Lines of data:
┄┄┄┄┄┄┄┄┄┄┄┄┄┄┄┄┄┄┄┄
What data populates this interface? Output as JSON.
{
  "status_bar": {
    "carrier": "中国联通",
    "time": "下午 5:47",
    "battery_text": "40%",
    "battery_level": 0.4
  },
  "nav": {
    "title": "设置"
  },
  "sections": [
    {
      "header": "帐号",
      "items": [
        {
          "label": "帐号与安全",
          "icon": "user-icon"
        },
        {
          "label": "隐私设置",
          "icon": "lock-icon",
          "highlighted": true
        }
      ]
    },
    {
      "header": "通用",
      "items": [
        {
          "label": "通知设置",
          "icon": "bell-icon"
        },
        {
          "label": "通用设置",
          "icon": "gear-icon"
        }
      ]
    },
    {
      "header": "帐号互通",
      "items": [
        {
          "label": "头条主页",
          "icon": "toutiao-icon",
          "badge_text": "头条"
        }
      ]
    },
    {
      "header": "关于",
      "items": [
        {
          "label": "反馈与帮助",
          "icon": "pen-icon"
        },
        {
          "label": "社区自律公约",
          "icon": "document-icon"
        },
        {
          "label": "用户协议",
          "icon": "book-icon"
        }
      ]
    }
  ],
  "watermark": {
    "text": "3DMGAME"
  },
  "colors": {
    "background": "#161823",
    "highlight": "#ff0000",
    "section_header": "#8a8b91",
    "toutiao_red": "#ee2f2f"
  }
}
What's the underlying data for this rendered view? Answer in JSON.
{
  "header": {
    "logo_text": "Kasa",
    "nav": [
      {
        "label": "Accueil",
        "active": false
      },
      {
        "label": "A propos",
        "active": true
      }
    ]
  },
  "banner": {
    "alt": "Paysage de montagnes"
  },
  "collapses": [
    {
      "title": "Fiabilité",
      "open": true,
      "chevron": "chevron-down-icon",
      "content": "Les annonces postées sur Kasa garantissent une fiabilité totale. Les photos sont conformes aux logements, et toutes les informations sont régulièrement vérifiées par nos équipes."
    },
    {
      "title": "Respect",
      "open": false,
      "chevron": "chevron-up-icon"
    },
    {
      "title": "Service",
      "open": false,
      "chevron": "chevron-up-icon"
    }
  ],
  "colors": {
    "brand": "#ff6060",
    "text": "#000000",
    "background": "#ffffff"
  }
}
┄┄┄┄┄┄┄┄┄┄┄┄┄┄┄┄┄┄┄┄
_Exercise aim_
Copy out each line above, character for character.

_Expected answer_
What data populates this interface? Output as JSON.
{
  "status_bar": {
    "carrier": "中国联通",
    "time": "下午 5:47",
    "battery_text": "40%",
    "battery_level": 0.4
  },
  "nav": {
    "title": "设置"
  },
  "sections": [
    {
      "header": "帐号",
      "items": [
        {
          "label": "帐号与安全",
          "icon": "user-icon"
        },
        {
          "label": "隐私设置",
          "icon": "lock-icon",
          "highlighted": true
        }
      ]
    },
    {
      "header": "通用",
      "items": [
        {
          "label": "通知设置",
          "icon": "bell-icon"
        },
        {
          "label": "通用设置",
          "icon": "gear-icon"
        }
      ]
    },
    {
      "header": "帐号互通",
      "items": [
        {
          "label": "头条主页",
          "icon": "toutiao-icon",
          "badge_text": "头条"
        }
      ]
    },
    {
      "header": "关于",
      "items": [
        {
          "label": "反馈与帮助",
          "icon": "pen-icon"
        },
        {
          "label": "社区自律公约",
          "icon": "document-icon"
        },
        {
          "label": "用户协议",
          "icon": "book-icon"
        }
      ]
    }
  ],
  "watermark": {
    "text": "3DMGAME"
  },
  "colors": {
    "background": "#161823",
    "highlight": "#ff0000",
    "section_header": "#8a8b91",
    "toutiao_red": "#ee2f2f"
  }
}
What's the underlying data for this rendered view? Answer in JSON.
{
  "header": {
    "logo_text": "Kasa",
    "nav": [
      {
        "label": "Accueil",
        "active": false
      },
      {
        "label": "A propos",
        "active": true
      }
    ]
  },
  "banner": {
    "alt": "Paysage de montagnes"
  },
  "collapses": [
    {
      "title": "Fiabilité",
      "open": true,
      "chevron": "chevron-down-icon",
      "content": "Les annonces postées sur Kasa garantissent une fiabilité totale. Les photos sont conformes aux logements, et toutes les informations sont régulièrement vérifiées par nos équipes."
    },
    {
      "title": "Respect",
      "open": false,
      "chevron": "chevron-up-icon"
    },
    {
      "title": "Service",
      "open": false,
      "chevron": "chevron-up-icon"
    }
  ],
  "colors": {
    "brand": "#ff6060",
    "text": "#000000",
    "background": "#ffffff"
  }
}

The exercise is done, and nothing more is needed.